◆ **WHAT TO DO**
1. What are all the section headings in the grief blog post?
2. In the grief blog post, what name did Samuel give the stone monument he set up?
3. Retype everything in the grief blog post from "Some of you" down to "marker of remembrance.".

◆ **EXERCISE PASSAGE**
────

Last week marked nine months since Jim’s death. Nine months is significant. Nine months is three-quarters of a year and a milestone for me in this journey of grief.
Some of you are thinking what’s the big deal about nine months? Isn’t a year a more reasonable marker? Why is she designating nine months as significant?
I’m not sure I can fully answer those questions. All I know is nine months feels important to me.
Milestones
I planned to write about milestones last week, but Hurricane Helene blew in and changed the direction of my focus. Yet, somehow, it is fitting that a weather event full of rain and wind and swirl came at the nine-month point, placing a giant marker of remembrance.
The Old Testament documents stories of those who erected a stone monument where they felt God acted on their behalf or spoke to them in a specific way. Jacob erected a pillar of stones at a place where God spoke to him and named the place “Bethel.”
Samuel set up a stone monument and named it “Ebenezer,” saying, “Thus far, the Lord has helped us.” I’m claiming that “Ebenezer” for myself, because thus far, in these nine months, the Lord has helped me. I fully expect God to continue to help me, because, historically, He has helped me through some of the most difficult times in my life.
Nine Months of Adjustments
Adjustments are inherent in any life change, but the death of a spouse brings about multiple transitions. I had to learn to think in terms of “I” instead of “we.” I experienced going places alone, sitting in a restaurant by myself, and all the awkwardness that goes with being alone after 43 years of marriage. I’m adjusting to a very quiet house and checking the “widowed” box on forms. Adjusting to new circumstances is a process, one most of us don’t relish.
Nine Months of Missing
Several people have asked me what I miss most related to Jim’s absence. The answer changes almost daily. I miss his physical presence, being able to talk to him, hearing his voice, listening for him whistling, and seeing his car pull in the driveway. I miss reminiscing about our shared history, mentioning inside jokes, using words our children mispronounced when they were learning to talk, and saying what the other is thinking. Sometimes the missing is so great it feels like a heavy weight on my chest; other times, missing is a dull ache.
Nine Months of Emotional Ups and Downs
Those who follow my blog regularly have read the chronicles of my emotions during these months of loss. Grief is an up and down, sideways, forwards and backwards journey. The progression of grief moves forward, halts, goes sideways, and then backwards and forward again. Every grief journey is different, the time frame as circuitous and winding as a country road. It would be nice if grief were a straight path, a route easily traversed, but it isn’t.

────

◆ **ENTRIES PROVIDED**
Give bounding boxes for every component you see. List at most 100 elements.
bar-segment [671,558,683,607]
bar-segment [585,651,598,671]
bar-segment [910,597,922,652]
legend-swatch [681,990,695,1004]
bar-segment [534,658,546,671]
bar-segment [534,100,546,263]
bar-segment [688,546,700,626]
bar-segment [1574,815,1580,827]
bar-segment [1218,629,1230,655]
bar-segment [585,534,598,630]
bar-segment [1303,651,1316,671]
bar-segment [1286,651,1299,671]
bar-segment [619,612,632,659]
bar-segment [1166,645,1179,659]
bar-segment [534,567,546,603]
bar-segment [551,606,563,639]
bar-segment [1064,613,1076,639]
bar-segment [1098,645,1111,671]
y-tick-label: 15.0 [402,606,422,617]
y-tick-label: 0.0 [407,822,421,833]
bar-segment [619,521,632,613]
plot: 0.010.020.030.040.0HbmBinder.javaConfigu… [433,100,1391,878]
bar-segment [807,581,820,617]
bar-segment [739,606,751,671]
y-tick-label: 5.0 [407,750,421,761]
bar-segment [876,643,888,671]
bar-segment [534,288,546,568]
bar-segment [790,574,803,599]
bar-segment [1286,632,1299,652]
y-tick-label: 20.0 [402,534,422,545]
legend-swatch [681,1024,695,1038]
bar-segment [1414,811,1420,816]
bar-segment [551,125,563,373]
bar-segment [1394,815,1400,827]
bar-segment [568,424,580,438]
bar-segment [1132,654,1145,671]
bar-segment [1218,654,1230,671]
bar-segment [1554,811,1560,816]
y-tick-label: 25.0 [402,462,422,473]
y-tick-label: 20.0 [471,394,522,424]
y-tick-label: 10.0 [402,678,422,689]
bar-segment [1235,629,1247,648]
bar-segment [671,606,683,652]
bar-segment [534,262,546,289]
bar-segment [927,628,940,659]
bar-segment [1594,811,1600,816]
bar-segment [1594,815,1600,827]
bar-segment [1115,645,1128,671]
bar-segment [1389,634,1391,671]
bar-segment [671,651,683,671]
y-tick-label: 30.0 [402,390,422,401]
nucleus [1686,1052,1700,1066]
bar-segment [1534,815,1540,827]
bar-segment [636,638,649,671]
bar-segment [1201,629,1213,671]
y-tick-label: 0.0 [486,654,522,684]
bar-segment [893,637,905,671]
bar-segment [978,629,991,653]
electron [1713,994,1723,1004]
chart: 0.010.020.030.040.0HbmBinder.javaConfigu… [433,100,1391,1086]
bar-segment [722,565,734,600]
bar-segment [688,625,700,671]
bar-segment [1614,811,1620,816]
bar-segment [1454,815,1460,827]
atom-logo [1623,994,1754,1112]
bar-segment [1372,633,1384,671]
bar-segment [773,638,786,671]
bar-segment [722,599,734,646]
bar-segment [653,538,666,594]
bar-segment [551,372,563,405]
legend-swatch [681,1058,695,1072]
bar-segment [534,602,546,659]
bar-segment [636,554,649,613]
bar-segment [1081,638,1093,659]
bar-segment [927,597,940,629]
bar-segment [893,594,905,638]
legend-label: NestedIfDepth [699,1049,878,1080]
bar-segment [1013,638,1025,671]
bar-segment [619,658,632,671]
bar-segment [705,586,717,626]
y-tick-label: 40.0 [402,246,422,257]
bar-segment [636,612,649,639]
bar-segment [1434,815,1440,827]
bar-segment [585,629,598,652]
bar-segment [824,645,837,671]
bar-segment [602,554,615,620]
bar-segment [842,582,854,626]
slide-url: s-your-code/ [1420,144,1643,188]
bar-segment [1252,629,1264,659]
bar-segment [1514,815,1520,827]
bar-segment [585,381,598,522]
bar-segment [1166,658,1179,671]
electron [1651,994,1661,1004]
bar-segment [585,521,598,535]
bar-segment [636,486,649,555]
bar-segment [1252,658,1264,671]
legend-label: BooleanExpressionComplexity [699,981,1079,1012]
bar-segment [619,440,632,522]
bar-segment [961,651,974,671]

────

◆ **SOLVED TASKS**
1.
Milestones
Nine Months of Adjustments
Nine Months of Missing
Nine Months of Emotional Ups and Downs

2. "Ebenezer."

3.
Some of you are thinking what’s the big deal about nine months? Isn’t a year a more reasonable marker? Why is she designating nine months as significant?
I’m not sure I can fully answer those questions. All I know is nine months feels important to me.
Milestones
I planned to write about milestones last week, but Hurricane Helene blew in and changed the direction of my focus. Yet, somehow, it is fitting that a weather event full of rain and wind and swirl came at the nine-month point, placing a giant marker of remembrance.